Objective:
Below are the records. Gather each line that holds "tard".

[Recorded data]
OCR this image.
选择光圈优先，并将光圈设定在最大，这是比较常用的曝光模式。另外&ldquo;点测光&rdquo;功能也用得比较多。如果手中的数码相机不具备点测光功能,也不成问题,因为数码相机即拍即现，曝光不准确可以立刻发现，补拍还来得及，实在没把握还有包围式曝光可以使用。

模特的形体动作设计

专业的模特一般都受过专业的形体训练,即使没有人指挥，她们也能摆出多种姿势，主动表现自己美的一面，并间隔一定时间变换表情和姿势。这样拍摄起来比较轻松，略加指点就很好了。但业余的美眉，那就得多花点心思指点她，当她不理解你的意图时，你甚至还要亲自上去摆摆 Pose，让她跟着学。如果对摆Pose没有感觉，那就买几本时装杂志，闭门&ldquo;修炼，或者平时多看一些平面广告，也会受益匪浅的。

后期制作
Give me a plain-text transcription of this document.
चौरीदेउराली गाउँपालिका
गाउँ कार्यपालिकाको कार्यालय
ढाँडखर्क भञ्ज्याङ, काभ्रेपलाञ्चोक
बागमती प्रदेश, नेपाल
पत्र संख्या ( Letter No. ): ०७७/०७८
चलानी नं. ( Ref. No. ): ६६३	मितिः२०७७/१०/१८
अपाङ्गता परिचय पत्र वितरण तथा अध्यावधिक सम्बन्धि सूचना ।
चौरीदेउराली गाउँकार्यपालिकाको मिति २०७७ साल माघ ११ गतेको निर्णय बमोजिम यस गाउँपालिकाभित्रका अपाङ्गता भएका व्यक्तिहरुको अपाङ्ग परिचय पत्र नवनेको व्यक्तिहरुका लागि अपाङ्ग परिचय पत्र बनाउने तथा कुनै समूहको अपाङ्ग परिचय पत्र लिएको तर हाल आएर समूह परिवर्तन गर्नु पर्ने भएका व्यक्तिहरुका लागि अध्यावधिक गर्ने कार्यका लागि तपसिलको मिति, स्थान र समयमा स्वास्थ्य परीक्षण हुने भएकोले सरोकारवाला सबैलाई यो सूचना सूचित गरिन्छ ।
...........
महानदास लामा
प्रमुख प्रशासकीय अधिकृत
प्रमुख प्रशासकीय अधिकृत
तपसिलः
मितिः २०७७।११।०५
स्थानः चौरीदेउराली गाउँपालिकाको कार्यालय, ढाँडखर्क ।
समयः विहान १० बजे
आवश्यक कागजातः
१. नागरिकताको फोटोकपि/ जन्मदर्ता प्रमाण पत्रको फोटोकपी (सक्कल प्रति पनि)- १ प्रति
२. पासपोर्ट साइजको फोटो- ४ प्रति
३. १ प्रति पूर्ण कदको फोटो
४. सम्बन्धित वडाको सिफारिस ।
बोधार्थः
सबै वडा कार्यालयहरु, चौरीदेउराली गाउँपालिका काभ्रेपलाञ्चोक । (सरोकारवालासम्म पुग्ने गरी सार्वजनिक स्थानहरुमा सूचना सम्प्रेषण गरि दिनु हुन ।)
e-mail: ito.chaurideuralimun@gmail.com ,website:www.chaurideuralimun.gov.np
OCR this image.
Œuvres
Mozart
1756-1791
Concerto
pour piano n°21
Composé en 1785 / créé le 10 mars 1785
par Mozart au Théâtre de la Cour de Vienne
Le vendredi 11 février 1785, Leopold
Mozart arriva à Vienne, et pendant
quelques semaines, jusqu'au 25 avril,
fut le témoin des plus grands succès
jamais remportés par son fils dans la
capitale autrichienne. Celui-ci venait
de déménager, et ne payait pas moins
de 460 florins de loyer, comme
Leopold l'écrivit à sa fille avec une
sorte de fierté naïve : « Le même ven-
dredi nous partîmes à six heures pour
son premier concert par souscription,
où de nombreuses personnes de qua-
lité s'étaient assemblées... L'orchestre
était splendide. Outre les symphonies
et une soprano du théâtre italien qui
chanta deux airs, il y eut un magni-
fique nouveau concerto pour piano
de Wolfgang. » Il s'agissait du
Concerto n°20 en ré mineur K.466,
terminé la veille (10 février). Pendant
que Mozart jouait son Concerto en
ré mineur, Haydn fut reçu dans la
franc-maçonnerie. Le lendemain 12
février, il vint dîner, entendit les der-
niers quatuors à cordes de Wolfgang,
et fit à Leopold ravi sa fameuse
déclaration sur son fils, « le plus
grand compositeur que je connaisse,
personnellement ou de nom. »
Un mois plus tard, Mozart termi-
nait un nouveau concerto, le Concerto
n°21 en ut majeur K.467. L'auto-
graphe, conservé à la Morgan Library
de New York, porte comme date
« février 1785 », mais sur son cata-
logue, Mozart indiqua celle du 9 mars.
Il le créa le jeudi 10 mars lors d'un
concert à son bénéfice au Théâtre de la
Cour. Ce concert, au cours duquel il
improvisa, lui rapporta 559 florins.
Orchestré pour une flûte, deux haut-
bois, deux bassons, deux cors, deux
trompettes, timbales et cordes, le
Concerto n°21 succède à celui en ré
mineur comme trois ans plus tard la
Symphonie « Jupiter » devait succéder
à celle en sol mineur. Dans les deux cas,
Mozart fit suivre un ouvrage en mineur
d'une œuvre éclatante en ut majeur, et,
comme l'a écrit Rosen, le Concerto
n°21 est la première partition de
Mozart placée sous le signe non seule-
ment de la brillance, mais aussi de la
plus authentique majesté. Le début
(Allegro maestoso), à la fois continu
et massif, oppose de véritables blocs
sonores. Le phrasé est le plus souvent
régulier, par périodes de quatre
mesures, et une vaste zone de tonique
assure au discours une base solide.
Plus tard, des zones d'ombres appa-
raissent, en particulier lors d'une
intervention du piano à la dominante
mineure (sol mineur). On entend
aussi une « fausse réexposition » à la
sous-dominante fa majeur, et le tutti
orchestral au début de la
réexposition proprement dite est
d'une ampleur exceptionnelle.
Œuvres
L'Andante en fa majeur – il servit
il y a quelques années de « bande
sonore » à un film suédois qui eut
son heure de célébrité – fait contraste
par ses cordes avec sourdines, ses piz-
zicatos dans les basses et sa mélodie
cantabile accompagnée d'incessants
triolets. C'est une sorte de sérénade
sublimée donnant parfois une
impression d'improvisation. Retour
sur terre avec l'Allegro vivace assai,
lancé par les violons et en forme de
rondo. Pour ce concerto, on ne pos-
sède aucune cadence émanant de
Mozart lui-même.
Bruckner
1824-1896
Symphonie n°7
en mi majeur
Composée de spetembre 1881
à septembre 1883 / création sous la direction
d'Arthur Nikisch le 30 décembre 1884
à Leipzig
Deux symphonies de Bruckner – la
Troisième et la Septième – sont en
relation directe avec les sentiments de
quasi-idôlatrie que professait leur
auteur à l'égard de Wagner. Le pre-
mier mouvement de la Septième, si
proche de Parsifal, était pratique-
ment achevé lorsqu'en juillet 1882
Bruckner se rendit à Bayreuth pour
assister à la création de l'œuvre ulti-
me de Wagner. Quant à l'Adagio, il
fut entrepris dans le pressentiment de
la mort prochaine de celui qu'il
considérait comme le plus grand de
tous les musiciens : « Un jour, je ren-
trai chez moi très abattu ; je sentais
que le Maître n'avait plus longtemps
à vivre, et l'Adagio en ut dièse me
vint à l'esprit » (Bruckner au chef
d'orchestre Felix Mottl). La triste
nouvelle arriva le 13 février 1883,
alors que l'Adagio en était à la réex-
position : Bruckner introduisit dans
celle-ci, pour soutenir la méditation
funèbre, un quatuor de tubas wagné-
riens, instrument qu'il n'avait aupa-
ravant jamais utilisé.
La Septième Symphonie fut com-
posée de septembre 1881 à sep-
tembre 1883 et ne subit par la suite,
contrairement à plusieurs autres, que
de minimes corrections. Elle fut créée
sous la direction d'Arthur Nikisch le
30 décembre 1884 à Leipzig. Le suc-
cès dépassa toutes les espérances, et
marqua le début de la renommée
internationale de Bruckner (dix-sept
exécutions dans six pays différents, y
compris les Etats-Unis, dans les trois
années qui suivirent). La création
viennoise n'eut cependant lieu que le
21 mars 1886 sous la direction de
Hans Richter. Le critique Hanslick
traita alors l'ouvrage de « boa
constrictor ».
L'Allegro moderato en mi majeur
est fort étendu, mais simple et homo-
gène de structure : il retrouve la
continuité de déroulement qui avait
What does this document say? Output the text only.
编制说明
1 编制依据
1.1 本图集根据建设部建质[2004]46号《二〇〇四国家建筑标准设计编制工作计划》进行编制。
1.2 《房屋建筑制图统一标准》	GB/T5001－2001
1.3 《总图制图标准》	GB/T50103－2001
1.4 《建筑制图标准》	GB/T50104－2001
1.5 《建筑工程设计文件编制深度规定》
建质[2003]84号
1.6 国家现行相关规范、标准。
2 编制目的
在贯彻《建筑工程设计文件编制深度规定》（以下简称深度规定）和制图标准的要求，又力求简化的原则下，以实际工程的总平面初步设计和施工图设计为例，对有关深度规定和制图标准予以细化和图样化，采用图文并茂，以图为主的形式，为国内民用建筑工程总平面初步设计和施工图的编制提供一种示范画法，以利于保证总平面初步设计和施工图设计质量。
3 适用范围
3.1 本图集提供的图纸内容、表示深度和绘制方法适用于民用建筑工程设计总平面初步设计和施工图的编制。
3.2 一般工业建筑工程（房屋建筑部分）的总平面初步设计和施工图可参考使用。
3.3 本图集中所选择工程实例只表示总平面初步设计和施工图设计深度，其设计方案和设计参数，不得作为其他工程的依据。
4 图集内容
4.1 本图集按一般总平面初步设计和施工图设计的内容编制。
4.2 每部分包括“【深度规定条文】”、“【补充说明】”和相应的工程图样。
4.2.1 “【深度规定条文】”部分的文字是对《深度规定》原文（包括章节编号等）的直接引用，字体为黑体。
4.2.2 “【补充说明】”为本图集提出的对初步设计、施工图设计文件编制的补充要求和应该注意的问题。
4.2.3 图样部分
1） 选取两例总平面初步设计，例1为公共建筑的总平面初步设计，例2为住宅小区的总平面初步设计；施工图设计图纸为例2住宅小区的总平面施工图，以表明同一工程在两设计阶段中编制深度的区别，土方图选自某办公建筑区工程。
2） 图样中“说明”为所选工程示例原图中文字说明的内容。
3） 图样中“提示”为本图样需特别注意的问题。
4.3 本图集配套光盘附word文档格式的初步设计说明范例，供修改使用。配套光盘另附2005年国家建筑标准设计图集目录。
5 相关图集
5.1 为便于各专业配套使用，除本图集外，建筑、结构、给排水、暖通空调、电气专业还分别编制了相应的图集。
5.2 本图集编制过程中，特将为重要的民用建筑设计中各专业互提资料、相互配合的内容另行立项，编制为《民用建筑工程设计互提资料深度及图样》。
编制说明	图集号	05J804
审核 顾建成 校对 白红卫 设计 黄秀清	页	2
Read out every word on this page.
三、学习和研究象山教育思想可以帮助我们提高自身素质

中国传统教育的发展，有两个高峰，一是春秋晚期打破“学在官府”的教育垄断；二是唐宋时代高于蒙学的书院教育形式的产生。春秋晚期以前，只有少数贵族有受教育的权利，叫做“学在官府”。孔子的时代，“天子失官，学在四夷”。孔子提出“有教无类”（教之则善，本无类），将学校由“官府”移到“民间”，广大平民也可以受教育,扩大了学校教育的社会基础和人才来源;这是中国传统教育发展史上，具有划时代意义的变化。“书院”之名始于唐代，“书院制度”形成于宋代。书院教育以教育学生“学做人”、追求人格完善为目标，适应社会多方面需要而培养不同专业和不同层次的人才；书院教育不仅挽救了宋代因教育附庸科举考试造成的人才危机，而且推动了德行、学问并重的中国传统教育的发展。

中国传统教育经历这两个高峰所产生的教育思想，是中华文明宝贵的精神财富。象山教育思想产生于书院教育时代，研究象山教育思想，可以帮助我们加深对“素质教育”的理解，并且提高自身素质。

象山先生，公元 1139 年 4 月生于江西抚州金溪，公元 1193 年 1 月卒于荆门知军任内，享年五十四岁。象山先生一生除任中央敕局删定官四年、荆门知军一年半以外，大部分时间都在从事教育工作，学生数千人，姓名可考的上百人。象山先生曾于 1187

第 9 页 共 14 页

Exercise response:
Un mois plus tard, Mozart termi-
mineur comme trois ans plus tard la
Plus tard, des zones d'ombres appa-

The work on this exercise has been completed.